[Figure record listings]
-- BEGIN --
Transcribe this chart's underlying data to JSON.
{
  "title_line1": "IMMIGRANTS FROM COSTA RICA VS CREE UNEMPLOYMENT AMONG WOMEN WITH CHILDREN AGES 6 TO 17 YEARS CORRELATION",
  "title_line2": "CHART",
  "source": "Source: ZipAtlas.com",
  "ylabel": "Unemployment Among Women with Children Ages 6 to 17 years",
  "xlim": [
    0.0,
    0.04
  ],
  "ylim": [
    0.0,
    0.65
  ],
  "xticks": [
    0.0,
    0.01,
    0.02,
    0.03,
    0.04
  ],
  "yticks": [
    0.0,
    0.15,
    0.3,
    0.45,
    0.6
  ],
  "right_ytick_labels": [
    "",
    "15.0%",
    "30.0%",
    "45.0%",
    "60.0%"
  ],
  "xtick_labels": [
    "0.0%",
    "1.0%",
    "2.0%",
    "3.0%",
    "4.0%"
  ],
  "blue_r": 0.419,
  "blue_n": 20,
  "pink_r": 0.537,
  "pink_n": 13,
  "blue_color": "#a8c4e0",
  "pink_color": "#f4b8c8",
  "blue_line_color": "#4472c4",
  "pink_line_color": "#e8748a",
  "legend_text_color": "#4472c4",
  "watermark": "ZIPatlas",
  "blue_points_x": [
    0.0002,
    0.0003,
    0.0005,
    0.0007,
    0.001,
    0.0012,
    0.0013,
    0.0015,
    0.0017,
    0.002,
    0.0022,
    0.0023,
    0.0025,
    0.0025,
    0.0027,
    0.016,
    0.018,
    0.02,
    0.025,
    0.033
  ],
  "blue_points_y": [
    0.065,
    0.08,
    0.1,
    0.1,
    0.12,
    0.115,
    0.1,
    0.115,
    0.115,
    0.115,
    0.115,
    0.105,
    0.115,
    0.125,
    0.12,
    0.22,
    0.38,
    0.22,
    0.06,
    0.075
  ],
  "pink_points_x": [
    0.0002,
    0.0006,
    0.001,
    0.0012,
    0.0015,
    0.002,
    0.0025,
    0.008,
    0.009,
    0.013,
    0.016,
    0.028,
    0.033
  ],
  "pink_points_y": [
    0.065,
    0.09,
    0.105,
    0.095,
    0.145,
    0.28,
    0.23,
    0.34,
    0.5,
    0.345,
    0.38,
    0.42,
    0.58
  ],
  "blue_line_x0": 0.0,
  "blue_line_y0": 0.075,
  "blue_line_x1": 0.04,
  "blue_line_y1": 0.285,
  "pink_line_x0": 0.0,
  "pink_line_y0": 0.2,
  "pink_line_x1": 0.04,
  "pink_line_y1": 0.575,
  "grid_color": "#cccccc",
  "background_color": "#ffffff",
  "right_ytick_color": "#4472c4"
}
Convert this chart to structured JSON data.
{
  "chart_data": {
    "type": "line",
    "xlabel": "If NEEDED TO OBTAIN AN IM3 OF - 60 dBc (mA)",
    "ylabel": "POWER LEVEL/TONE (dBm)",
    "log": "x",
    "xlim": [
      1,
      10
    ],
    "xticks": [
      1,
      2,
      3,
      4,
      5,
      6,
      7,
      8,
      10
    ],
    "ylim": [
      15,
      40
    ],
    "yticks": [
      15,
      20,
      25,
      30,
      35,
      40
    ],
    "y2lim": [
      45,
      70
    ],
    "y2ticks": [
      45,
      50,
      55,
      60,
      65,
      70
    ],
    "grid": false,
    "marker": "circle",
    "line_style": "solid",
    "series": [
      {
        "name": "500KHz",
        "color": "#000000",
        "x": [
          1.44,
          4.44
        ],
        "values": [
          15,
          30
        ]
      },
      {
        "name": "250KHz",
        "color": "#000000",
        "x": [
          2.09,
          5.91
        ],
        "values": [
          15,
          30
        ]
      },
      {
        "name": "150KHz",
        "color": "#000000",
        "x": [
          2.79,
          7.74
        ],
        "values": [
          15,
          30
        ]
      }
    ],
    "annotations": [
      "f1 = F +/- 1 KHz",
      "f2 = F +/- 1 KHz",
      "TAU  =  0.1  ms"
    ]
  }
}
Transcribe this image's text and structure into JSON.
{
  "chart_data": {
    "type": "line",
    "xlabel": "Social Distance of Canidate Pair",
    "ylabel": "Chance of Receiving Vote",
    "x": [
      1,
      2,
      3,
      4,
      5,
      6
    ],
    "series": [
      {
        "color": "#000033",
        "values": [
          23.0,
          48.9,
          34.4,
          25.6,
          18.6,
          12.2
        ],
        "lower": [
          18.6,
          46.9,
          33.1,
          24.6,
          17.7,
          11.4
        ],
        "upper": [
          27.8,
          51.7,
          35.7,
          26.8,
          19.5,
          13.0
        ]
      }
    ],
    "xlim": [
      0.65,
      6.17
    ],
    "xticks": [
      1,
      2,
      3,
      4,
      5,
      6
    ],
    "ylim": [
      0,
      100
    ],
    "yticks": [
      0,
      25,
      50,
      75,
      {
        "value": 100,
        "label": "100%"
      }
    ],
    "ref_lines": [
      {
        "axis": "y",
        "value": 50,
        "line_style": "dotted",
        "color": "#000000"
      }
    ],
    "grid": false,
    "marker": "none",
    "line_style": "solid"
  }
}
-- END --
§ **Problem statement**:
All of the lines above need to be given again exactly.

§ **Exercise response**:
Transcribe this chart's underlying data to JSON.
{
  "title_line1": "IMMIGRANTS FROM COSTA RICA VS CREE UNEMPLOYMENT AMONG WOMEN WITH CHILDREN AGES 6 TO 17 YEARS CORRELATION",
  "title_line2": "CHART",
  "source": "Source: ZipAtlas.com",
  "ylabel": "Unemployment Among Women with Children Ages 6 to 17 years",
  "xlim": [
    0.0,
    0.04
  ],
  "ylim": [
    0.0,
    0.65
  ],
  "xticks": [
    0.0,
    0.01,
    0.02,
    0.03,
    0.04
  ],
  "yticks": [
    0.0,
    0.15,
    0.3,
    0.45,
    0.6
  ],
  "right_ytick_labels": [
    "",
    "15.0%",
    "30.0%",
    "45.0%",
    "60.0%"
  ],
  "xtick_labels": [
    "0.0%",
    "1.0%",
    "2.0%",
    "3.0%",
    "4.0%"
  ],
  "blue_r": 0.419,
  "blue_n": 20,
  "pink_r": 0.537,
  "pink_n": 13,
  "blue_color": "#a8c4e0",
  "pink_color": "#f4b8c8",
  "blue_line_color": "#4472c4",
  "pink_line_color": "#e8748a",
  "legend_text_color": "#4472c4",
  "watermark": "ZIPatlas",
  "blue_points_x": [
    0.0002,
    0.0003,
    0.0005,
    0.0007,
    0.001,
    0.0012,
    0.0013,
    0.0015,
    0.0017,
    0.002,
    0.0022,
    0.0023,
    0.0025,
    0.0025,
    0.0027,
    0.016,
    0.018,
    0.02,
    0.025,
    0.033
  ],
  "blue_points_y": [
    0.065,
    0.08,
    0.1,
    0.1,
    0.12,
    0.115,
    0.1,
    0.115,
    0.115,
    0.115,
    0.115,
    0.105,
    0.115,
    0.125,
    0.12,
    0.22,
    0.38,
    0.22,
    0.06,
    0.075
  ],
  "pink_points_x": [
    0.0002,
    0.0006,
    0.001,
    0.0012,
    0.0015,
    0.002,
    0.0025,
    0.008,
    0.009,
    0.013,
    0.016,
    0.028,
    0.033
  ],
  "pink_points_y": [
    0.065,
    0.09,
    0.105,
    0.095,
    0.145,
    0.28,
    0.23,
    0.34,
    0.5,
    0.345,
    0.38,
    0.42,
    0.58
  ],
  "blue_line_x0": 0.0,
  "blue_line_y0": 0.075,
  "blue_line_x1": 0.04,
  "blue_line_y1": 0.285,
  "pink_line_x0": 0.0,
  "pink_line_y0": 0.2,
  "pink_line_x1": 0.04,
  "pink_line_y1": 0.575,
  "grid_color": "#cccccc",
  "background_color": "#ffffff",
  "right_ytick_color": "#4472c4"
}
Convert this chart to structured JSON data.
{
  "chart_data": {
    "type": "line",
    "xlabel": "If NEEDED TO OBTAIN AN IM3 OF - 60 dBc (mA)",
    "ylabel": "POWER LEVEL/TONE (dBm)",
    "log": "x",
    "xlim": [
      1,
      10
    ],
    "xticks": [
      1,
      2,
      3,
      4,
      5,
      6,
      7,
      8,
      10
    ],
    "ylim": [
      15,
      40
    ],
    "yticks": [
      15,
      20,
      25,
      30,
      35,
      40
    ],
    "y2lim": [
      45,
      70
    ],
    "y2ticks": [
      45,
      50,
      55,
      60,
      65,
      70
    ],
    "grid": false,
    "marker": "circle",
    "line_style": "solid",
    "series": [
      {
        "name": "500KHz",
        "color": "#000000",
        "x": [
          1.44,
          4.44
        ],
        "values": [
          15,
          30
        ]
      },
      {
        "name": "250KHz",
        "color": "#000000",
        "x": [
          2.09,
          5.91
        ],
        "values": [
          15,
          30
        ]
      },
      {
        "name": "150KHz",
        "color": "#000000",
        "x": [
          2.79,
          7.74
        ],
        "values": [
          15,
          30
        ]
      }
    ],
    "annotations": [
      "f1 = F +/- 1 KHz",
      "f2 = F +/- 1 KHz",
      "TAU  =  0.1  ms"
    ]
  }
}
Transcribe this image's text and structure into JSON.
{
  "chart_data": {
    "type": "line",
    "xlabel": "Social Distance of Canidate Pair",
    "ylabel": "Chance of Receiving Vote",
    "x": [
      1,
      2,
      3,
      4,
      5,
      6
    ],
    "series": [
      {
        "color": "#000033",
        "values": [
          23.0,
          48.9,
          34.4,
          25.6,
          18.6,
          12.2
        ],
        "lower": [
          18.6,
          46.9,
          33.1,
          24.6,
          17.7,
          11.4
        ],
        "upper": [
          27.8,
          51.7,
          35.7,
          26.8,
          19.5,
          13.0
        ]
      }
    ],
    "xlim": [
      0.65,
      6.17
    ],
    "xticks": [
      1,
      2,
      3,
      4,
      5,
      6
    ],
    "ylim": [
      0,
      100
    ],
    "yticks": [
      0,
      25,
      50,
      75,
      {
        "value": 100,
        "label": "100%"
      }
    ],
    "ref_lines": [
      {
        "axis": "y",
        "value": 50,
        "line_style": "dotted",
        "color": "#000000"
      }
    ],
    "grid": false,
    "marker": "none",
    "line_style": "solid"
  }
}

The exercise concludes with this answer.